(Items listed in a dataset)
▬▬▬
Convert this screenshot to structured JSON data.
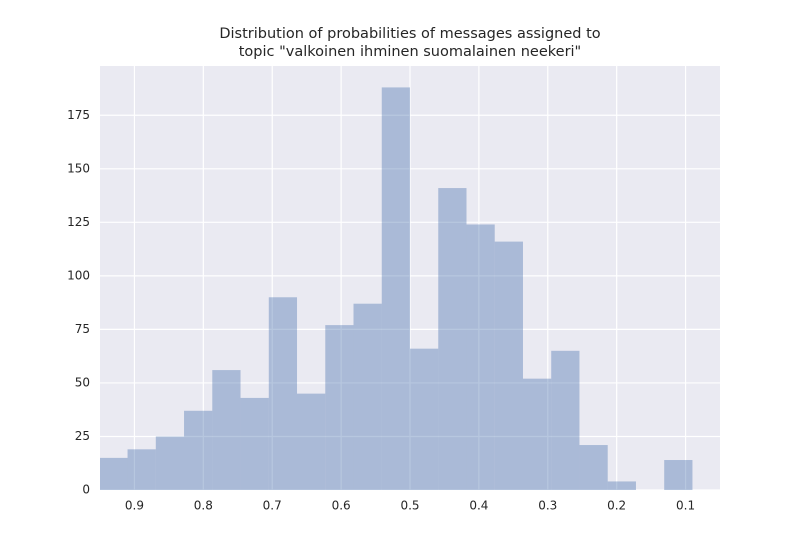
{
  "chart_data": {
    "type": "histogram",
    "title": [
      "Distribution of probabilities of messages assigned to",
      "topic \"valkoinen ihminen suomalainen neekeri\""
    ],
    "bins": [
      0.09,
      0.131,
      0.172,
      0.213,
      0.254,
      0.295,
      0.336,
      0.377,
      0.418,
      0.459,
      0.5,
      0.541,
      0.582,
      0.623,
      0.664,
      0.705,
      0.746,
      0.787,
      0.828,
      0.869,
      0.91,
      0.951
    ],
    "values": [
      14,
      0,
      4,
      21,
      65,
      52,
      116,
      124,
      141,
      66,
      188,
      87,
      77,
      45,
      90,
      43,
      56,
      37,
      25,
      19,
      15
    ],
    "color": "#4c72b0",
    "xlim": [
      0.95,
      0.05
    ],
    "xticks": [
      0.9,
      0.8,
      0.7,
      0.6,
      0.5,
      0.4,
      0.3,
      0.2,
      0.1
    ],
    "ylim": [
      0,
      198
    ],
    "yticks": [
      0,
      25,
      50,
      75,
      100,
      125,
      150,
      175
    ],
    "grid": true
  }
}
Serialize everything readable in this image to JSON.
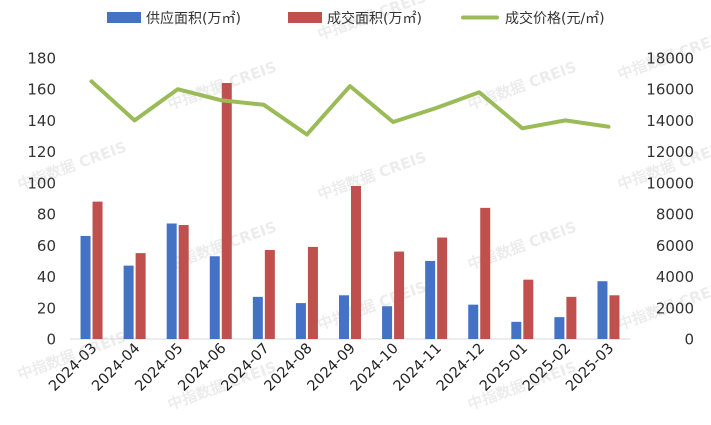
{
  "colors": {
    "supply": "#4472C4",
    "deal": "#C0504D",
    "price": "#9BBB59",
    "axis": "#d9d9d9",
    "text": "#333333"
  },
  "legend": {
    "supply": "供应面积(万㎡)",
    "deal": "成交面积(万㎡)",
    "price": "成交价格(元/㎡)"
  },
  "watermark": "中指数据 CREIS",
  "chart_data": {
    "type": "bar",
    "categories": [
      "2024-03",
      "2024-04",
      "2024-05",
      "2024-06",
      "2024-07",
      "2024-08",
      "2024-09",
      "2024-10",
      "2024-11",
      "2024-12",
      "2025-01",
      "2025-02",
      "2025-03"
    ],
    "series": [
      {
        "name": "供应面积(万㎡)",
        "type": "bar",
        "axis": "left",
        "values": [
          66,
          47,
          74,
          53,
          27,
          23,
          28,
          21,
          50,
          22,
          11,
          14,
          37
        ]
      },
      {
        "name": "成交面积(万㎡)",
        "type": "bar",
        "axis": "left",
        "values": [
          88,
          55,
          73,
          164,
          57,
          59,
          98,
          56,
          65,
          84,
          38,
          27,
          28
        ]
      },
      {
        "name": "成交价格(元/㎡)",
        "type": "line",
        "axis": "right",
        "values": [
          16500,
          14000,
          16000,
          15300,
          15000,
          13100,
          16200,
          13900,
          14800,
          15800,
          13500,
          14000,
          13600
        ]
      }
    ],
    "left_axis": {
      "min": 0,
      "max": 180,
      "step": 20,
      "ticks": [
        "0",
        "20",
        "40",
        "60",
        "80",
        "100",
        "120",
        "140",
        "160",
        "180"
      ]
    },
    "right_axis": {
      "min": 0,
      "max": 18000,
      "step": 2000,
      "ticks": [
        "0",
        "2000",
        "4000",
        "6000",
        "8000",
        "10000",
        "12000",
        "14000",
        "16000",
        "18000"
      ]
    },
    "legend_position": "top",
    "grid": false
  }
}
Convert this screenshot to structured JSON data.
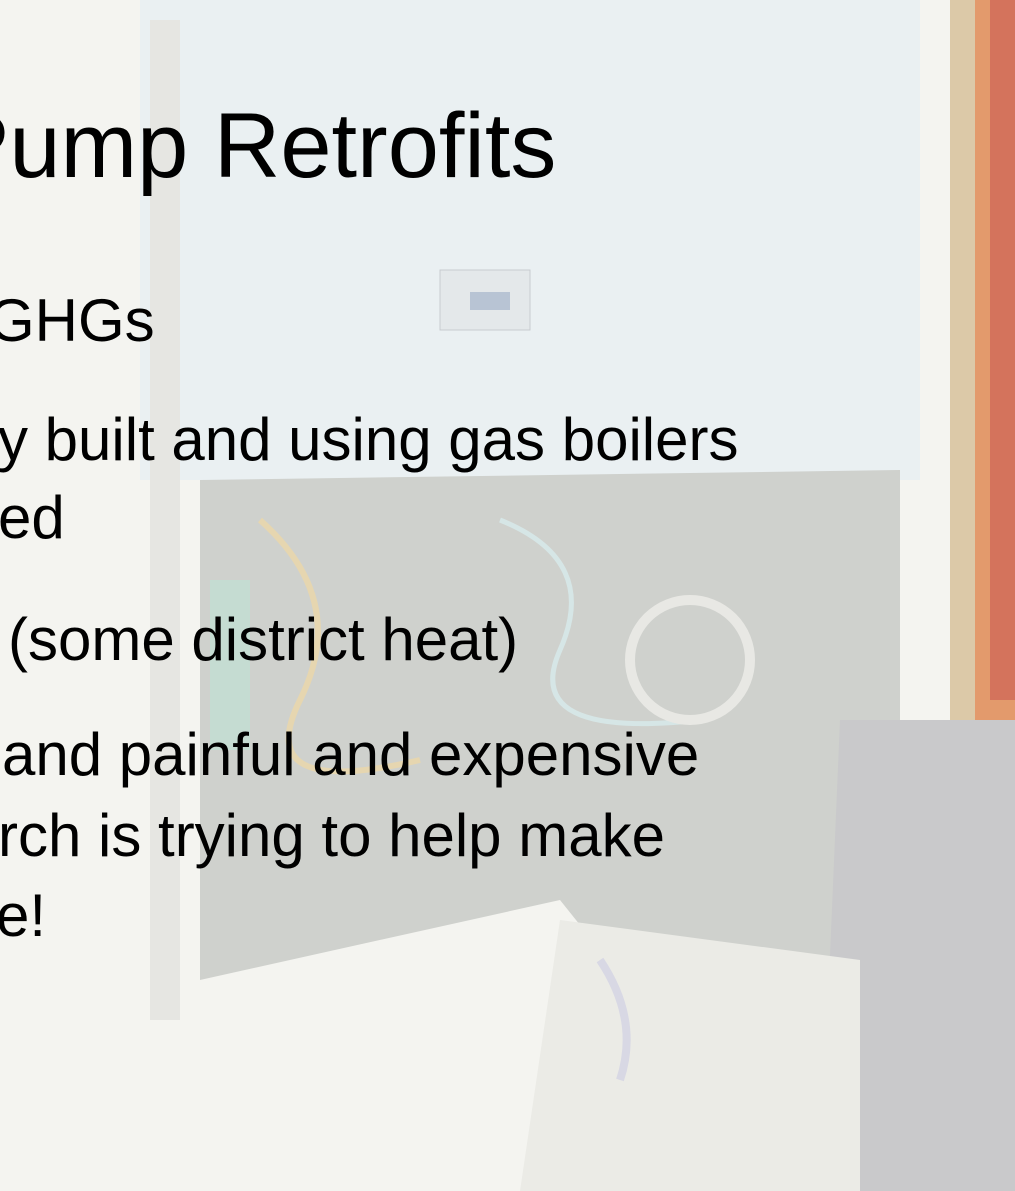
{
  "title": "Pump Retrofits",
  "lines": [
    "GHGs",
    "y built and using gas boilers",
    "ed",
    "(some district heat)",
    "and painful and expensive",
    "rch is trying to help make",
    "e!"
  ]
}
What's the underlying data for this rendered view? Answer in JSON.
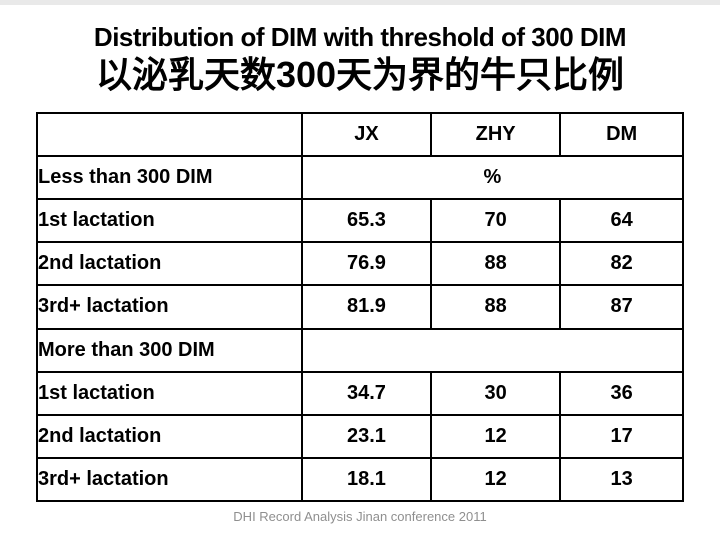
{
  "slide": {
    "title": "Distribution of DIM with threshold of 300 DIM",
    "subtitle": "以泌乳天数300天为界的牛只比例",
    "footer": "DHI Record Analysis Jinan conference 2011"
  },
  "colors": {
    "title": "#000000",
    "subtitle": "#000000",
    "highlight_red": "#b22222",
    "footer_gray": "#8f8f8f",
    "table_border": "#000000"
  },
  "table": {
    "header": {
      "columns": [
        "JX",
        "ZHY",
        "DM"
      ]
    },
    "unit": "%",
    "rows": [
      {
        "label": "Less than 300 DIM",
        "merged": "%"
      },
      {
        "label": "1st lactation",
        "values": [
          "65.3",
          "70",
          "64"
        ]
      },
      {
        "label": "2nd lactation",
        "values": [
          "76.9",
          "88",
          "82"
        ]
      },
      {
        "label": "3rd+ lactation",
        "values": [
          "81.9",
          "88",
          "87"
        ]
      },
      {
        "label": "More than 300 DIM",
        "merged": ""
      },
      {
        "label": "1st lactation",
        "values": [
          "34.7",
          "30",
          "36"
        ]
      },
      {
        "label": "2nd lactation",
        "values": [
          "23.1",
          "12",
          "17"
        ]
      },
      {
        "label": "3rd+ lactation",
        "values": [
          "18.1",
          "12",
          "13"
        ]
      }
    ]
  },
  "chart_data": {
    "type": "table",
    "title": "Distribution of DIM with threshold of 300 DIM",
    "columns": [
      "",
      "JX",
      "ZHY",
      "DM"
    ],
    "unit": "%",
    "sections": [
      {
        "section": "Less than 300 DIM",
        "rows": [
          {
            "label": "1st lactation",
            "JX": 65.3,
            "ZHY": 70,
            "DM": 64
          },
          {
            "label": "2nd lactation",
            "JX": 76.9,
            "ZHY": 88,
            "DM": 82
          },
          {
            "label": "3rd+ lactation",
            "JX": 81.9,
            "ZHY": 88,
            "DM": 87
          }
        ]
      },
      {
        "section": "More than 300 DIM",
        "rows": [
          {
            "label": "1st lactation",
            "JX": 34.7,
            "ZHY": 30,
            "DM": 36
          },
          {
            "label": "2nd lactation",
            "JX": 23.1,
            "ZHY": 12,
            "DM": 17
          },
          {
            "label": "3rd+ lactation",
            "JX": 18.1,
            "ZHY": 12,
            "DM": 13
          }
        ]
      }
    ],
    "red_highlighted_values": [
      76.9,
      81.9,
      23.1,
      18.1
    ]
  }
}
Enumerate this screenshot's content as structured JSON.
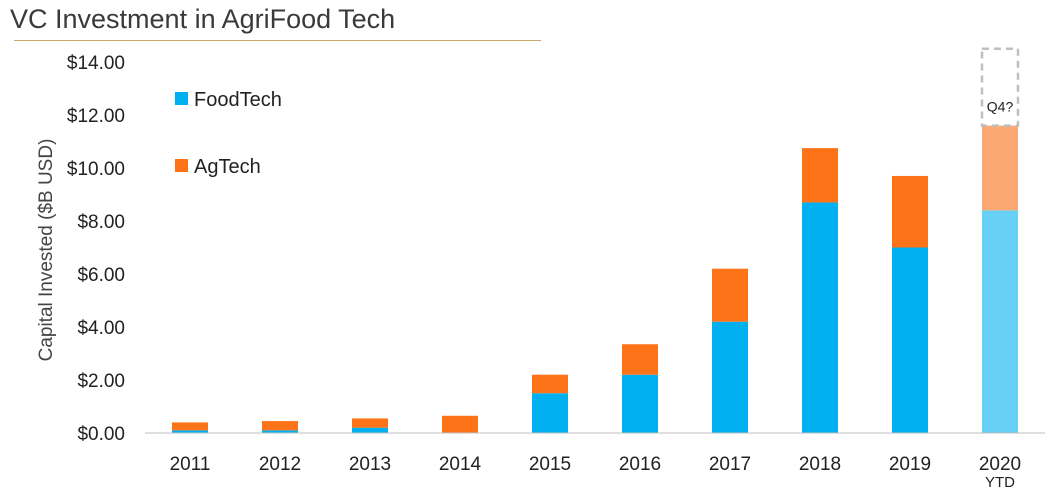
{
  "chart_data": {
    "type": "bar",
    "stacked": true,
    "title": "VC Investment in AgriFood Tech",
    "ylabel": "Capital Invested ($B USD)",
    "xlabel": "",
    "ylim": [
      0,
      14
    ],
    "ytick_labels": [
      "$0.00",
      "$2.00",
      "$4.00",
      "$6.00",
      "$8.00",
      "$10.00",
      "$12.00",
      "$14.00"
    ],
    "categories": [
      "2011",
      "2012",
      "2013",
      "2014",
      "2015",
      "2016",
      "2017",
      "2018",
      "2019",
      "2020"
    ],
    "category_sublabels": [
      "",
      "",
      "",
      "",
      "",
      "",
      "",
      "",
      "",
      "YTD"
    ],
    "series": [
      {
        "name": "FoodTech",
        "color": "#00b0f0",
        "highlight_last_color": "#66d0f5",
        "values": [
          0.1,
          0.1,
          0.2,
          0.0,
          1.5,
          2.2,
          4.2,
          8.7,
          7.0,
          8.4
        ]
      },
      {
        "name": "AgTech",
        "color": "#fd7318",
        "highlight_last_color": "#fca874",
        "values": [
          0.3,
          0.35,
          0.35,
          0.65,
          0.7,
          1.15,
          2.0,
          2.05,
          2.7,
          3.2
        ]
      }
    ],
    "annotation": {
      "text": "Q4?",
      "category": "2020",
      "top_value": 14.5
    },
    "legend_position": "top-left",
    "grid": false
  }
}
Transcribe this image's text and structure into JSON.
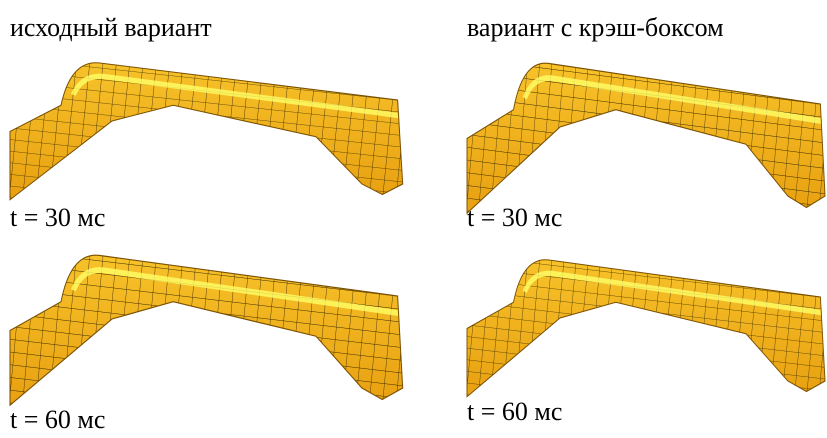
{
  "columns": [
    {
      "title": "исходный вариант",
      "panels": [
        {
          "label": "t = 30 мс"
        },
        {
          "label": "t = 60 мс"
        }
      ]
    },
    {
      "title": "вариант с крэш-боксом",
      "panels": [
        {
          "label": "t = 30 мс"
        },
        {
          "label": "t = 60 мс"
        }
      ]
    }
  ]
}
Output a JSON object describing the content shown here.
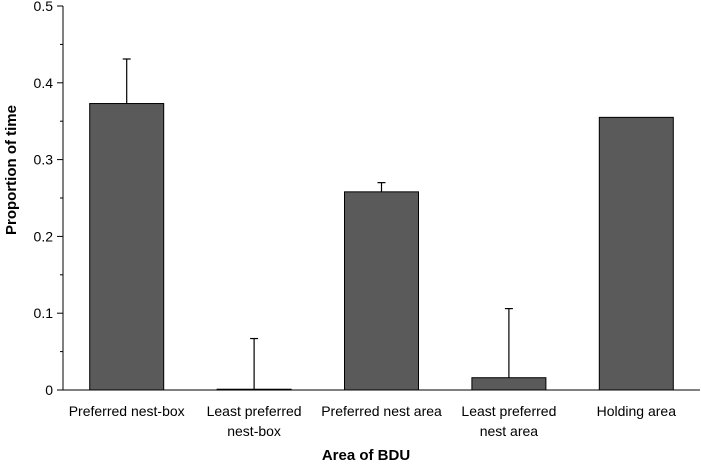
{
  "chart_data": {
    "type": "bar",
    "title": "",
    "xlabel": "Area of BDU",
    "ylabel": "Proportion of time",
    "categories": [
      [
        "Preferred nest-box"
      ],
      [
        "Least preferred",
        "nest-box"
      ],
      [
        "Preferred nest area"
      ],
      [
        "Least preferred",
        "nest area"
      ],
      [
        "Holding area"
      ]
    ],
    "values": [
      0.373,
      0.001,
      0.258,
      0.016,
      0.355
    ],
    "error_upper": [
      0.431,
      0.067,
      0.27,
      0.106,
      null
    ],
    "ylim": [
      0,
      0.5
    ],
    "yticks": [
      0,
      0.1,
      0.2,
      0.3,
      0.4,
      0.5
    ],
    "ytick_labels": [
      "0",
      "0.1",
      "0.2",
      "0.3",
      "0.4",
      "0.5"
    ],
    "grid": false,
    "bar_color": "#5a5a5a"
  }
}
▬▬▬
_Aim of the exercise_
Copy all the lines above that hold the string "image".

_Output below_
Serialize everything readable in this image to JSON.
Transcribe this image's text and structure into JSON.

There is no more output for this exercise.